The request ▸ Find the lines holding the word "content" and collect them.

Material for this task ▸
[Start]

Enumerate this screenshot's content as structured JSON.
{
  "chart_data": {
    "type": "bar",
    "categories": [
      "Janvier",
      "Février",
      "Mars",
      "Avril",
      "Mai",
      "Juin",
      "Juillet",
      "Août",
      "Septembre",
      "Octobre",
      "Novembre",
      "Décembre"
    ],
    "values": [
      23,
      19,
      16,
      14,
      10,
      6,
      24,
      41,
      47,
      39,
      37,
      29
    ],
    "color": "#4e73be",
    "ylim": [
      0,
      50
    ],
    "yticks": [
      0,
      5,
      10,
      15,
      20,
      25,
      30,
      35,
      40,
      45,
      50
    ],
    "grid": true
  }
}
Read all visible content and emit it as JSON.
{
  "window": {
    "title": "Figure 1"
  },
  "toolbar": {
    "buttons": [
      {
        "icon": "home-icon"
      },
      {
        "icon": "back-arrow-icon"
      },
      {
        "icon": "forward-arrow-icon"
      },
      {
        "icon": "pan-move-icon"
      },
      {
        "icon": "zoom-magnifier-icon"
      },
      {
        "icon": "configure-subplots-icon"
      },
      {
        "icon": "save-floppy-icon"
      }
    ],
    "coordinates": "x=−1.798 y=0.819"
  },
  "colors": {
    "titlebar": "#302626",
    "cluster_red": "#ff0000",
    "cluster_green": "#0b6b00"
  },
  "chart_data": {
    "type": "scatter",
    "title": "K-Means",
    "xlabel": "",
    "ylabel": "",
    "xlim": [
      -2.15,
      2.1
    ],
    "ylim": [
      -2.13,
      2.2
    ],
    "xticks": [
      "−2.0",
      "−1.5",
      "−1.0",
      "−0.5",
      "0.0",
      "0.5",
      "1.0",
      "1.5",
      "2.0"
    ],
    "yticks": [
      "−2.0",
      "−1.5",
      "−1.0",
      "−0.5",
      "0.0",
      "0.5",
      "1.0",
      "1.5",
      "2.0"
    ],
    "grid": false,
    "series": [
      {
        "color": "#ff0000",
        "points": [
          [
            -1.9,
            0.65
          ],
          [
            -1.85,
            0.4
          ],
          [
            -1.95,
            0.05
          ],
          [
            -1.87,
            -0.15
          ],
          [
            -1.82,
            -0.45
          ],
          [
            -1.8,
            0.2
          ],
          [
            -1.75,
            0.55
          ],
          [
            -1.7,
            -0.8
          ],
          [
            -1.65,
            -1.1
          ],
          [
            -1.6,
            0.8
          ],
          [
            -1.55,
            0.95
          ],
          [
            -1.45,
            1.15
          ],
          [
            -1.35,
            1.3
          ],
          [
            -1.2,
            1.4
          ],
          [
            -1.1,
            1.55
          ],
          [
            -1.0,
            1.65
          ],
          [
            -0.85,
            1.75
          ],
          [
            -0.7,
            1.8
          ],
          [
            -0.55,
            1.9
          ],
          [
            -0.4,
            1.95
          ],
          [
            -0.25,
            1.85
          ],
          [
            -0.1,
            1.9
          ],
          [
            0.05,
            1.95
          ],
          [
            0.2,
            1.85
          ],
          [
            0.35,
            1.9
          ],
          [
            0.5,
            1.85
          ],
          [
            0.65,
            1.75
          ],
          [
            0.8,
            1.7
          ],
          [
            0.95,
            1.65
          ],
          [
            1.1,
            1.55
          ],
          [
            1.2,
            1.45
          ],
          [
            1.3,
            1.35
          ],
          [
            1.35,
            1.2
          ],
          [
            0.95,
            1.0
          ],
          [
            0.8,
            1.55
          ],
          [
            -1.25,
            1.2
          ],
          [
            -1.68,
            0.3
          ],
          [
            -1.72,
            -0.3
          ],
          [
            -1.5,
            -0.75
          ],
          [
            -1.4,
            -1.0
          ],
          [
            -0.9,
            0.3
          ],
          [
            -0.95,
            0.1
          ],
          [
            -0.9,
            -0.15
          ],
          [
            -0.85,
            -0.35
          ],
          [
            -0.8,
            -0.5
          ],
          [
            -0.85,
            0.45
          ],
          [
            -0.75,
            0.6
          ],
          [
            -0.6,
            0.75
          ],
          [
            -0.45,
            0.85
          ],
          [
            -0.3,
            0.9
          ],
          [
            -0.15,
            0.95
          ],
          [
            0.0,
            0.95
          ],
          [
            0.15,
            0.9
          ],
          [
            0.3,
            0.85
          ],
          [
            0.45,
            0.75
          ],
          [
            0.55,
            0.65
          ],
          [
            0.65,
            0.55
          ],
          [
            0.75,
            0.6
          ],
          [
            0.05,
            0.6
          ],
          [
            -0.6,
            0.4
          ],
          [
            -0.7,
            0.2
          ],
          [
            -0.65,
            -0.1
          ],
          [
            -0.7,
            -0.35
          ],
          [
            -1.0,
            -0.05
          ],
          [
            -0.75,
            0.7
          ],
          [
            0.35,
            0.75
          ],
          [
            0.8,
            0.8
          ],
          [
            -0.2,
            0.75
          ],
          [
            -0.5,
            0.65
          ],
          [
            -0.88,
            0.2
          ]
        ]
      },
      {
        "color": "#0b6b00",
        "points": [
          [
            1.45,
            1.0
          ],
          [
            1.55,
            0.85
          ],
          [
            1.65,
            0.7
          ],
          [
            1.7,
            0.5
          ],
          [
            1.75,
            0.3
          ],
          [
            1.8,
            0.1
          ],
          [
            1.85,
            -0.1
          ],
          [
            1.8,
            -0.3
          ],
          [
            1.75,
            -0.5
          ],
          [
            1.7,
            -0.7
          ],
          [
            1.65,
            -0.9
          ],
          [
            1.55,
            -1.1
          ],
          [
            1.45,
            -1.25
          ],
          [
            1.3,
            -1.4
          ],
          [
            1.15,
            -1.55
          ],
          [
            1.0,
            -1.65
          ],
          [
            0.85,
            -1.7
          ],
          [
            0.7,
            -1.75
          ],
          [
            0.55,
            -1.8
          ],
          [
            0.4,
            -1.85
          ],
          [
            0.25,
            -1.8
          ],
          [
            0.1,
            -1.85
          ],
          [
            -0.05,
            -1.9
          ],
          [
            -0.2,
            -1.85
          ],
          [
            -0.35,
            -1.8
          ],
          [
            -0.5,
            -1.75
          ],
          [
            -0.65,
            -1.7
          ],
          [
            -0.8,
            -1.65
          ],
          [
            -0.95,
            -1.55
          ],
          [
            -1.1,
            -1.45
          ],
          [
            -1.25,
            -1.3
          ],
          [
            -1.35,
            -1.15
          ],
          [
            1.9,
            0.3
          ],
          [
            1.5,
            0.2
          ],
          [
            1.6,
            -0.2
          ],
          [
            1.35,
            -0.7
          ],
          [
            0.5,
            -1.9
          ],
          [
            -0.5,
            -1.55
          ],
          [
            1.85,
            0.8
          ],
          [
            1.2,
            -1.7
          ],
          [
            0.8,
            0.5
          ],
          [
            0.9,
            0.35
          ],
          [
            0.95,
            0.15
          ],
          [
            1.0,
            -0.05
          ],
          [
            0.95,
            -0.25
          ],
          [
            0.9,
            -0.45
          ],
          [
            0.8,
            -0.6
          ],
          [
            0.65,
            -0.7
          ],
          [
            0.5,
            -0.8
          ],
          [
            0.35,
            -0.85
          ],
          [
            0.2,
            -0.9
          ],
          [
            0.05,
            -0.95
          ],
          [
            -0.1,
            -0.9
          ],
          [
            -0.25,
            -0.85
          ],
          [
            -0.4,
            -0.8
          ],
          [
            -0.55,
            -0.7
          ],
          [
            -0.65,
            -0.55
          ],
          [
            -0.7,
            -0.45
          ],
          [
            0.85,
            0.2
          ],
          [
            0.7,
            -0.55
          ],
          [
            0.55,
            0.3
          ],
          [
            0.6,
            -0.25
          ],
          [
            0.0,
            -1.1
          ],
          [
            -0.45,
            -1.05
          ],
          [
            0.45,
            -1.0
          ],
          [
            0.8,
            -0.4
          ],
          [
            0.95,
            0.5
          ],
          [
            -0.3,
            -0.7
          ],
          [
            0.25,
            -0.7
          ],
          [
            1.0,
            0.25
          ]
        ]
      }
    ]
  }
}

[End]

Expected answer ▸
Enumerate this screenshot's content as structured JSON.
Read all visible content and emit it as JSON.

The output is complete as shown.